▶ **Description of the task**
Read the records and write them out again exactly.

(Data entries for graphics)
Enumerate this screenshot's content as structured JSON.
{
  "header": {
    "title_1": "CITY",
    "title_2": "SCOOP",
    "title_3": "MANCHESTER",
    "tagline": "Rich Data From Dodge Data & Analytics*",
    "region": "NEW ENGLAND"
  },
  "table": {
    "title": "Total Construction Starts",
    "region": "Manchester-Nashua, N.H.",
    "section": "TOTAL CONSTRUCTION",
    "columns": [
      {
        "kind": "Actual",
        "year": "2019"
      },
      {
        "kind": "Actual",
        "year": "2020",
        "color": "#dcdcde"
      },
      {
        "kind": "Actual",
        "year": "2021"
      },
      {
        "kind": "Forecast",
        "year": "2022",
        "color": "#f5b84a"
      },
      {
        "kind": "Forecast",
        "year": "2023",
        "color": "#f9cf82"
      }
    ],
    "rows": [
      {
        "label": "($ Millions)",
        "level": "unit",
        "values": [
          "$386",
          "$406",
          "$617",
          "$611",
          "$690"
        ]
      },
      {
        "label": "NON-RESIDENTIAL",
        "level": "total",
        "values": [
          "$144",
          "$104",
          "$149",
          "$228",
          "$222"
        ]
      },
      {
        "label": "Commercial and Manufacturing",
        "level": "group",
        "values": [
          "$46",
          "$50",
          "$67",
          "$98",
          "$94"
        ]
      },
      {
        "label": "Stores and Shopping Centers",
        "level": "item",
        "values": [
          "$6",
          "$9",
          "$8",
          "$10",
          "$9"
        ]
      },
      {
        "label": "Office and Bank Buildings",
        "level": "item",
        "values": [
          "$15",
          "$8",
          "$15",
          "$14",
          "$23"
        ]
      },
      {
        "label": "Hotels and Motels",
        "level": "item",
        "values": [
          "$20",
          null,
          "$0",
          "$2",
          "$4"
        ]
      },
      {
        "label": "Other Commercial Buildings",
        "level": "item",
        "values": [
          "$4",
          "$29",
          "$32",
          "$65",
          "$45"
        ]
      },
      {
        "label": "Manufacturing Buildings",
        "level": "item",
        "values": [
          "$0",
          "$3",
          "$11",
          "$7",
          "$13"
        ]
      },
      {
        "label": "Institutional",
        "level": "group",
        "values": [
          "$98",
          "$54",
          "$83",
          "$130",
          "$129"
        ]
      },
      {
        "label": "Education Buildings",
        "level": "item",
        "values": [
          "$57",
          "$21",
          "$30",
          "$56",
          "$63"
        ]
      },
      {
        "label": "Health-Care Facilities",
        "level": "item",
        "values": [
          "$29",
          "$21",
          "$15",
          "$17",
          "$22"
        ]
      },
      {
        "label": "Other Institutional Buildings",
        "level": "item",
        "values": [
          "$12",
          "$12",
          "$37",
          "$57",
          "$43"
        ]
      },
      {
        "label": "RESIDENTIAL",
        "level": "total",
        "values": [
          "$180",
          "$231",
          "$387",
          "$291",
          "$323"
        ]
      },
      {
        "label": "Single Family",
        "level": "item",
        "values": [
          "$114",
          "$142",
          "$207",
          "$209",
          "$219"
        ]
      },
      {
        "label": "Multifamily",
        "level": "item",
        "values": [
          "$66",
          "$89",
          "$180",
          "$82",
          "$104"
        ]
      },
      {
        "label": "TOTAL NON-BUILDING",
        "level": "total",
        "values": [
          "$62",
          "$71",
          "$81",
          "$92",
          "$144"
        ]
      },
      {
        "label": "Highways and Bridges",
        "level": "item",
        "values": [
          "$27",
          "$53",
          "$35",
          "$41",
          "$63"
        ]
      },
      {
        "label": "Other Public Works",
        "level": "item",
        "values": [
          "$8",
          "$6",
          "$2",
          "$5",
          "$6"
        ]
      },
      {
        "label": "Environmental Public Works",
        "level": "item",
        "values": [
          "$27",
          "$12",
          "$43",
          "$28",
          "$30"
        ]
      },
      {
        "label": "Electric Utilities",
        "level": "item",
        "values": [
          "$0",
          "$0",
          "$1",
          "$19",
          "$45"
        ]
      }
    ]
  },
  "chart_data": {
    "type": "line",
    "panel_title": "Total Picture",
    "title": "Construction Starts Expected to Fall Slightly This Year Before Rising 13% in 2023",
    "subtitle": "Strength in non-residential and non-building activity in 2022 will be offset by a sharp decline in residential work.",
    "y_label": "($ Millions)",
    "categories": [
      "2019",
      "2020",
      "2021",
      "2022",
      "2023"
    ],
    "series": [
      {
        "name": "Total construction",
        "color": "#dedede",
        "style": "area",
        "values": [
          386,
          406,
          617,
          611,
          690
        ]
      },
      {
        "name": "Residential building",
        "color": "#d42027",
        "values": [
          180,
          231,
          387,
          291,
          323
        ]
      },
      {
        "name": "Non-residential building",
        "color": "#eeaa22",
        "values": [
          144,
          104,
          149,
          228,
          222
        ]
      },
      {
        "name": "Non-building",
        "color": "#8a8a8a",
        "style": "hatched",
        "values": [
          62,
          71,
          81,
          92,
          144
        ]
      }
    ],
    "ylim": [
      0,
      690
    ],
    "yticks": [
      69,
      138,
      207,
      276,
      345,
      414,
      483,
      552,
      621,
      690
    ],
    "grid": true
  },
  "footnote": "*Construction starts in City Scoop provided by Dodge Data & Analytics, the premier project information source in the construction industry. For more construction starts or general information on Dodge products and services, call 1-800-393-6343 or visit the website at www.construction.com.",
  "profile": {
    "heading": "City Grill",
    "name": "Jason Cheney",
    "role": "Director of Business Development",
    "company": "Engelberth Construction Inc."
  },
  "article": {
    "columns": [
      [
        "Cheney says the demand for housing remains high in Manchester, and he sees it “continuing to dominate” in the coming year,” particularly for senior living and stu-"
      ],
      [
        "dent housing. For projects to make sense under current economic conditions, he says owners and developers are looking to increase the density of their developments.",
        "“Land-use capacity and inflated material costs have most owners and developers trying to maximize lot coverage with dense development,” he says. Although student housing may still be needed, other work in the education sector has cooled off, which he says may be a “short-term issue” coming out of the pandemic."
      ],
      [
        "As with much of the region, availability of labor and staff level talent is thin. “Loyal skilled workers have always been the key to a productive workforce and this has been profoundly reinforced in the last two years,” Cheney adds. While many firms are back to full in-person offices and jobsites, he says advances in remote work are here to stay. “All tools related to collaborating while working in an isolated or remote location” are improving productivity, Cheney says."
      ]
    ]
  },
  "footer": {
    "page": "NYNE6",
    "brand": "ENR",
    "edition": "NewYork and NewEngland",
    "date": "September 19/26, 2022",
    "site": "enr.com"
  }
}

▶ **The completed task**
Enumerate this screenshot's content as structured JSON.
{
  "header": {
    "title_1": "CITY",
    "title_2": "SCOOP",
    "title_3": "MANCHESTER",
    "tagline": "Rich Data From Dodge Data & Analytics*",
    "region": "NEW ENGLAND"
  },
  "table": {
    "title": "Total Construction Starts",
    "region": "Manchester-Nashua, N.H.",
    "section": "TOTAL CONSTRUCTION",
    "columns": [
      {
        "kind": "Actual",
        "year": "2019"
      },
      {
        "kind": "Actual",
        "year": "2020",
        "color": "#dcdcde"
      },
      {
        "kind": "Actual",
        "year": "2021"
      },
      {
        "kind": "Forecast",
        "year": "2022",
        "color": "#f5b84a"
      },
      {
        "kind": "Forecast",
        "year": "2023",
        "color": "#f9cf82"
      }
    ],
    "rows": [
      {
        "label": "($ Millions)",
        "level": "unit",
        "values": [
          "$386",
          "$406",
          "$617",
          "$611",
          "$690"
        ]
      },
      {
        "label": "NON-RESIDENTIAL",
        "level": "total",
        "values": [
          "$144",
          "$104",
          "$149",
          "$228",
          "$222"
        ]
      },
      {
        "label": "Commercial and Manufacturing",
        "level": "group",
        "values": [
          "$46",
          "$50",
          "$67",
          "$98",
          "$94"
        ]
      },
      {
        "label": "Stores and Shopping Centers",
        "level": "item",
        "values": [
          "$6",
          "$9",
          "$8",
          "$10",
          "$9"
        ]
      },
      {
        "label": "Office and Bank Buildings",
        "level": "item",
        "values": [
          "$15",
          "$8",
          "$15",
          "$14",
          "$23"
        ]
      },
      {
        "label": "Hotels and Motels",
        "level": "item",
        "values": [
          "$20",
          null,
          "$0",
          "$2",
          "$4"
        ]
      },
      {
        "label": "Other Commercial Buildings",
        "level": "item",
        "values": [
          "$4",
          "$29",
          "$32",
          "$65",
          "$45"
        ]
      },
      {
        "label": "Manufacturing Buildings",
        "level": "item",
        "values": [
          "$0",
          "$3",
          "$11",
          "$7",
          "$13"
        ]
      },
      {
        "label": "Institutional",
        "level": "group",
        "values": [
          "$98",
          "$54",
          "$83",
          "$130",
          "$129"
        ]
      },
      {
        "label": "Education Buildings",
        "level": "item",
        "values": [
          "$57",
          "$21",
          "$30",
          "$56",
          "$63"
        ]
      },
      {
        "label": "Health-Care Facilities",
        "level": "item",
        "values": [
          "$29",
          "$21",
          "$15",
          "$17",
          "$22"
        ]
      },
      {
        "label": "Other Institutional Buildings",
        "level": "item",
        "values": [
          "$12",
          "$12",
          "$37",
          "$57",
          "$43"
        ]
      },
      {
        "label": "RESIDENTIAL",
        "level": "total",
        "values": [
          "$180",
          "$231",
          "$387",
          "$291",
          "$323"
        ]
      },
      {
        "label": "Single Family",
        "level": "item",
        "values": [
          "$114",
          "$142",
          "$207",
          "$209",
          "$219"
        ]
      },
      {
        "label": "Multifamily",
        "level": "item",
        "values": [
          "$66",
          "$89",
          "$180",
          "$82",
          "$104"
        ]
      },
      {
        "label": "TOTAL NON-BUILDING",
        "level": "total",
        "values": [
          "$62",
          "$71",
          "$81",
          "$92",
          "$144"
        ]
      },
      {
        "label": "Highways and Bridges",
        "level": "item",
        "values": [
          "$27",
          "$53",
          "$35",
          "$41",
          "$63"
        ]
      },
      {
        "label": "Other Public Works",
        "level": "item",
        "values": [
          "$8",
          "$6",
          "$2",
          "$5",
          "$6"
        ]
      },
      {
        "label": "Environmental Public Works",
        "level": "item",
        "values": [
          "$27",
          "$12",
          "$43",
          "$28",
          "$30"
        ]
      },
      {
        "label": "Electric Utilities",
        "level": "item",
        "values": [
          "$0",
          "$0",
          "$1",
          "$19",
          "$45"
        ]
      }
    ]
  },
  "chart_data": {
    "type": "line",
    "panel_title": "Total Picture",
    "title": "Construction Starts Expected to Fall Slightly This Year Before Rising 13% in 2023",
    "subtitle": "Strength in non-residential and non-building activity in 2022 will be offset by a sharp decline in residential work.",
    "y_label": "($ Millions)",
    "categories": [
      "2019",
      "2020",
      "2021",
      "2022",
      "2023"
    ],
    "series": [
      {
        "name": "Total construction",
        "color": "#dedede",
        "style": "area",
        "values": [
          386,
          406,
          617,
          611,
          690
        ]
      },
      {
        "name": "Residential building",
        "color": "#d42027",
        "values": [
          180,
          231,
          387,
          291,
          323
        ]
      },
      {
        "name": "Non-residential building",
        "color": "#eeaa22",
        "values": [
          144,
          104,
          149,
          228,
          222
        ]
      },
      {
        "name": "Non-building",
        "color": "#8a8a8a",
        "style": "hatched",
        "values": [
          62,
          71,
          81,
          92,
          144
        ]
      }
    ],
    "ylim": [
      0,
      690
    ],
    "yticks": [
      69,
      138,
      207,
      276,
      345,
      414,
      483,
      552,
      621,
      690
    ],
    "grid": true
  },
  "footnote": "*Construction starts in City Scoop provided by Dodge Data & Analytics, the premier project information source in the construction industry. For more construction starts or general information on Dodge products and services, call 1-800-393-6343 or visit the website at www.construction.com.",
  "profile": {
    "heading": "City Grill",
    "name": "Jason Cheney",
    "role": "Director of Business Development",
    "company": "Engelberth Construction Inc."
  },
  "article": {
    "columns": [
      [
        "Cheney says the demand for housing remains high in Manchester, and he sees it “continuing to dominate” in the coming year,” particularly for senior living and stu-"
      ],
      [
        "dent housing. For projects to make sense under current economic conditions, he says owners and developers are looking to increase the density of their developments.",
        "“Land-use capacity and inflated material costs have most owners and developers trying to maximize lot coverage with dense development,” he says. Although student housing may still be needed, other work in the education sector has cooled off, which he says may be a “short-term issue” coming out of the pandemic."
      ],
      [
        "As with much of the region, availability of labor and staff level talent is thin. “Loyal skilled workers have always been the key to a productive workforce and this has been profoundly reinforced in the last two years,” Cheney adds. While many firms are back to full in-person offices and jobsites, he says advances in remote work are here to stay. “All tools related to collaborating while working in an isolated or remote location” are improving productivity, Cheney says."
      ]
    ]
  },
  "footer": {
    "page": "NYNE6",
    "brand": "ENR",
    "edition": "NewYork and NewEngland",
    "date": "September 19/26, 2022",
    "site": "enr.com"
  }
}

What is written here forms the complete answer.